*Goal:* Rewrite each of the entries below, replacing every instance of "bar-value-label" with "bar-label" and leaving everything else unchanged.

*Task input:*
begin

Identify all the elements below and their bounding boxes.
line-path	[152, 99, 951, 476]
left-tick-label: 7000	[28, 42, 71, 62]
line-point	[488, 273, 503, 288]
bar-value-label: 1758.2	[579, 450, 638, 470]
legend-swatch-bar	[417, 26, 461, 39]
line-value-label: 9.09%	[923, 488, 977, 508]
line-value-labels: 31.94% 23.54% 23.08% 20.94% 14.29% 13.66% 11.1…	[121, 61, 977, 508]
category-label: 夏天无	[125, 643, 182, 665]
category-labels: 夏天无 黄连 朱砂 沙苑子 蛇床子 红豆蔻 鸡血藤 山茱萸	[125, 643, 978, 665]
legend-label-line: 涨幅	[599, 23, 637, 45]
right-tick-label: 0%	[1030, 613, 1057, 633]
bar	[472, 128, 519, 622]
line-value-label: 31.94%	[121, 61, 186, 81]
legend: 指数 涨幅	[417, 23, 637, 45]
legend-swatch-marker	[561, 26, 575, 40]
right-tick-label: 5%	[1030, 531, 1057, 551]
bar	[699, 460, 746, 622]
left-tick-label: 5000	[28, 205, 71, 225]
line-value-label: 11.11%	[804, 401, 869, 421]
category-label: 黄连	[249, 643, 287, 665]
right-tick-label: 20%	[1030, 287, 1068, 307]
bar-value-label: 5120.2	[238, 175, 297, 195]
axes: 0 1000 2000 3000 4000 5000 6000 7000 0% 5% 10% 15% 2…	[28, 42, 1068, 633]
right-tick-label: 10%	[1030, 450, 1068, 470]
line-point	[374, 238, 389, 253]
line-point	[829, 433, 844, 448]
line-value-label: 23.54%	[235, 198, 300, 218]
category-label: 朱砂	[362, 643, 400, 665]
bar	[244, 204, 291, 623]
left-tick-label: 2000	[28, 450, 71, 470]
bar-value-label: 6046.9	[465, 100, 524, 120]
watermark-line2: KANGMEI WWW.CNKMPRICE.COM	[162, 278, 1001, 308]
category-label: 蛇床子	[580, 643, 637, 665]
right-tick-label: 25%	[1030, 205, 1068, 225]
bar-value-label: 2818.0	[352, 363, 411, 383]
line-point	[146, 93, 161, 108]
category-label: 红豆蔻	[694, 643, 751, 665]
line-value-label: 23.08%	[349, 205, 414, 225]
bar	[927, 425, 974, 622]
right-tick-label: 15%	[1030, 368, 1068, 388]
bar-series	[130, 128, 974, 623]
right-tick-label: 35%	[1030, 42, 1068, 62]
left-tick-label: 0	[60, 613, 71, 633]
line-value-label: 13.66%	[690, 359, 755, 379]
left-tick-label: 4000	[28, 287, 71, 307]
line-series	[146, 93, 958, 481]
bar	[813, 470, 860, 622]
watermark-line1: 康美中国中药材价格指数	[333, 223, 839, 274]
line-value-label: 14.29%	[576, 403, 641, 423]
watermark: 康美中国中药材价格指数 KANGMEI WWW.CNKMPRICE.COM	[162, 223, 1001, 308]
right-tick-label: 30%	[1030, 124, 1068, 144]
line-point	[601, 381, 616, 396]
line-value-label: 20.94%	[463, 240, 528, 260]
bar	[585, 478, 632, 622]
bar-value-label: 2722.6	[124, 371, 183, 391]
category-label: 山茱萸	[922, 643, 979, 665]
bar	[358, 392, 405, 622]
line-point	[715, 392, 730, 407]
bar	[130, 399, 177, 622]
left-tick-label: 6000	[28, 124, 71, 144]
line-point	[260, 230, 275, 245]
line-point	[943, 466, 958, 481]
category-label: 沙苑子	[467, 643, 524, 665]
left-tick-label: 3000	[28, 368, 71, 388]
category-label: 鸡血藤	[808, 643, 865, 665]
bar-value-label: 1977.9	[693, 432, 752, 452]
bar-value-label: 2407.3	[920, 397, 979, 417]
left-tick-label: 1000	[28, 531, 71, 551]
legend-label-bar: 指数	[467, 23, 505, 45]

end

*Expected answer:*
Identify all the elements below and their bounding boxes.
line-path	[152, 99, 951, 476]
left-tick-label: 7000	[28, 42, 71, 62]
line-point	[488, 273, 503, 288]
bar-label: 1758.2	[579, 450, 638, 470]
legend-swatch-bar	[417, 26, 461, 39]
line-value-label: 9.09%	[923, 488, 977, 508]
line-value-labels: 31.94% 23.54% 23.08% 20.94% 14.29% 13.66% 11.1…	[121, 61, 977, 508]
category-label: 夏天无	[125, 643, 182, 665]
category-labels: 夏天无 黄连 朱砂 沙苑子 蛇床子 红豆蔻 鸡血藤 山茱萸	[125, 643, 978, 665]
legend-label-line: 涨幅	[599, 23, 637, 45]
right-tick-label: 0%	[1030, 613, 1057, 633]
bar	[472, 128, 519, 622]
line-value-label: 31.94%	[121, 61, 186, 81]
legend: 指数 涨幅	[417, 23, 637, 45]
legend-swatch-marker	[561, 26, 575, 40]
right-tick-label: 5%	[1030, 531, 1057, 551]
bar	[699, 460, 746, 622]
left-tick-label: 5000	[28, 205, 71, 225]
line-value-label: 11.11%	[804, 401, 869, 421]
category-label: 黄连	[249, 643, 287, 665]
right-tick-label: 20%	[1030, 287, 1068, 307]
bar-label: 5120.2	[238, 175, 297, 195]
axes: 0 1000 2000 3000 4000 5000 6000 7000 0% 5% 10% 15% 2…	[28, 42, 1068, 633]
right-tick-label: 10%	[1030, 450, 1068, 470]
line-point	[374, 238, 389, 253]
line-point	[829, 433, 844, 448]
line-value-label: 23.54%	[235, 198, 300, 218]
category-label: 朱砂	[362, 643, 400, 665]
bar	[244, 204, 291, 623]
left-tick-label: 2000	[28, 450, 71, 470]
bar-label: 6046.9	[465, 100, 524, 120]
watermark-line2: KANGMEI WWW.CNKMPRICE.COM	[162, 278, 1001, 308]
category-label: 蛇床子	[580, 643, 637, 665]
right-tick-label: 25%	[1030, 205, 1068, 225]
bar-label: 2818.0	[352, 363, 411, 383]
line-point	[146, 93, 161, 108]
category-label: 红豆蔻	[694, 643, 751, 665]
line-value-label: 23.08%	[349, 205, 414, 225]
bar	[927, 425, 974, 622]
right-tick-label: 15%	[1030, 368, 1068, 388]
bar-series	[130, 128, 974, 623]
right-tick-label: 35%	[1030, 42, 1068, 62]
left-tick-label: 0	[60, 613, 71, 633]
line-value-label: 13.66%	[690, 359, 755, 379]
left-tick-label: 4000	[28, 287, 71, 307]
line-series	[146, 93, 958, 481]
bar	[813, 470, 860, 622]
watermark-line1: 康美中国中药材价格指数	[333, 223, 839, 274]
line-value-label: 14.29%	[576, 403, 641, 423]
watermark: 康美中国中药材价格指数 KANGMEI WWW.CNKMPRICE.COM	[162, 223, 1001, 308]
right-tick-label: 30%	[1030, 124, 1068, 144]
line-point	[601, 381, 616, 396]
line-value-label: 20.94%	[463, 240, 528, 260]
bar	[585, 478, 632, 622]
bar-label: 2722.6	[124, 371, 183, 391]
category-label: 山茱萸	[922, 643, 979, 665]
bar	[358, 392, 405, 622]
line-point	[715, 392, 730, 407]
bar	[130, 399, 177, 622]
left-tick-label: 6000	[28, 124, 71, 144]
line-point	[260, 230, 275, 245]
line-point	[943, 466, 958, 481]
category-label: 沙苑子	[467, 643, 524, 665]
left-tick-label: 3000	[28, 368, 71, 388]
category-label: 鸡血藤	[808, 643, 865, 665]
bar-label: 1977.9	[693, 432, 752, 452]
bar-label: 2407.3	[920, 397, 979, 417]
left-tick-label: 1000	[28, 531, 71, 551]
legend-label-bar: 指数	[467, 23, 505, 45]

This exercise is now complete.